▶ _Set task_
List each line in which the string "SmFe₁₂" appears.

▶ _Recorded data_
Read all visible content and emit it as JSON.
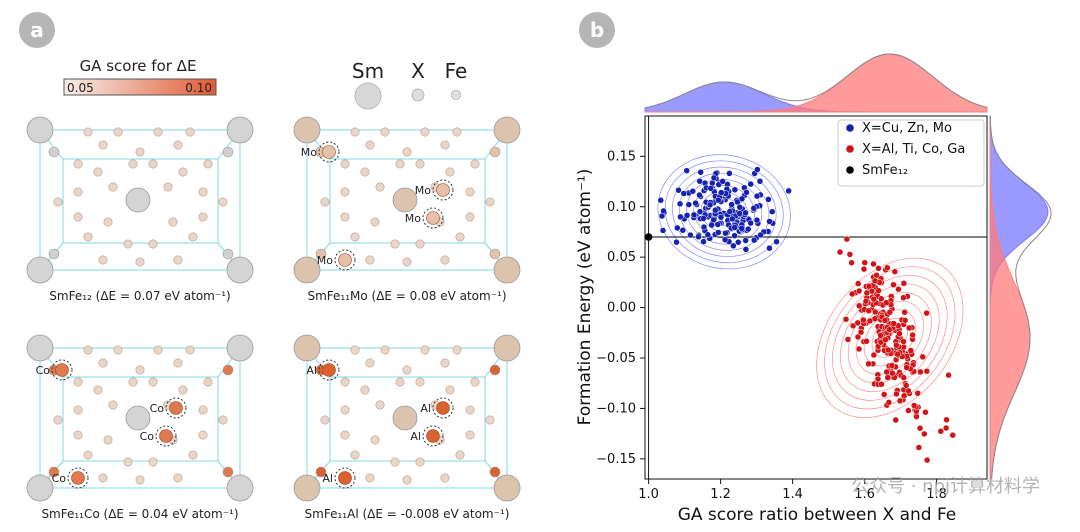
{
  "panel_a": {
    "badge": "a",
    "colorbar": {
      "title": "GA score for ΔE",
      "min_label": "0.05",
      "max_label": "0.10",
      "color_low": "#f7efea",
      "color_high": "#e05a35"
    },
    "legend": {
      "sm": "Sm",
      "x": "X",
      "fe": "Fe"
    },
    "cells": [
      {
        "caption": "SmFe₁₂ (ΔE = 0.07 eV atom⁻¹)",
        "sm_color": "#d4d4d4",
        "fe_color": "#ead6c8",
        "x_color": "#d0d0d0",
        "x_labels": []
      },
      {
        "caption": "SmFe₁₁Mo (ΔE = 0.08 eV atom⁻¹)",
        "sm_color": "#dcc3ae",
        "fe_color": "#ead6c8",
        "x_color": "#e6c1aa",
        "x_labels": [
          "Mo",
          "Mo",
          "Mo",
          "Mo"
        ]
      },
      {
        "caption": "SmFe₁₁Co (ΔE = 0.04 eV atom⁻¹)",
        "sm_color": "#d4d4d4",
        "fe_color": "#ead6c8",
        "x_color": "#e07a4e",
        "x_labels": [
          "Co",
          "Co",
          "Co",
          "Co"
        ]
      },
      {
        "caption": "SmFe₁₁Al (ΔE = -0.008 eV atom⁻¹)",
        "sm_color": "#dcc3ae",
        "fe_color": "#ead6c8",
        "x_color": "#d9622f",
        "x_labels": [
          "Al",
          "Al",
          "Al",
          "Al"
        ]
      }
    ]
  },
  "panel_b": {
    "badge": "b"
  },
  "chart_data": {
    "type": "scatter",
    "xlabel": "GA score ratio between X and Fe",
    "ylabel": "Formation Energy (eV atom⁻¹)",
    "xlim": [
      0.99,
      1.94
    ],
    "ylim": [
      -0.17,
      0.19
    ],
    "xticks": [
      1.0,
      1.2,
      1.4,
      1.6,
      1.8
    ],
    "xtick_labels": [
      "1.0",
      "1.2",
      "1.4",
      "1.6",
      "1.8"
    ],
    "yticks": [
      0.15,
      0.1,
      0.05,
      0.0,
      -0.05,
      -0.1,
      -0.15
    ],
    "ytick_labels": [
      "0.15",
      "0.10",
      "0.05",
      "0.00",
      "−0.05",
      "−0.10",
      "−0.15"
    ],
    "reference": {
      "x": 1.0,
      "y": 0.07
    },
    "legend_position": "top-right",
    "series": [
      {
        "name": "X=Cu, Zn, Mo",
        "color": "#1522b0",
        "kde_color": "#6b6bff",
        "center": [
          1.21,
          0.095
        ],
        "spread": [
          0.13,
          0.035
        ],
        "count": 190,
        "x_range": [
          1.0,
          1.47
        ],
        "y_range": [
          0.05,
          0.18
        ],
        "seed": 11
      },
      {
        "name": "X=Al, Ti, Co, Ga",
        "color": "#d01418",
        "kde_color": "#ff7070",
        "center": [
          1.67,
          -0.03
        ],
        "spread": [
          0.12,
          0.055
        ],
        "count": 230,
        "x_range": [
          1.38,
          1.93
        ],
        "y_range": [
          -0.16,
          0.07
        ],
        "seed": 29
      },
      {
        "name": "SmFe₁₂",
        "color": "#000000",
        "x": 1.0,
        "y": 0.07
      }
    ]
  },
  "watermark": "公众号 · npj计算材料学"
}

▶ _Finished exercise_
        "caption": "SmFe₁₂ (ΔE = 0.07 eV atom⁻¹)",
        "name": "SmFe₁₂",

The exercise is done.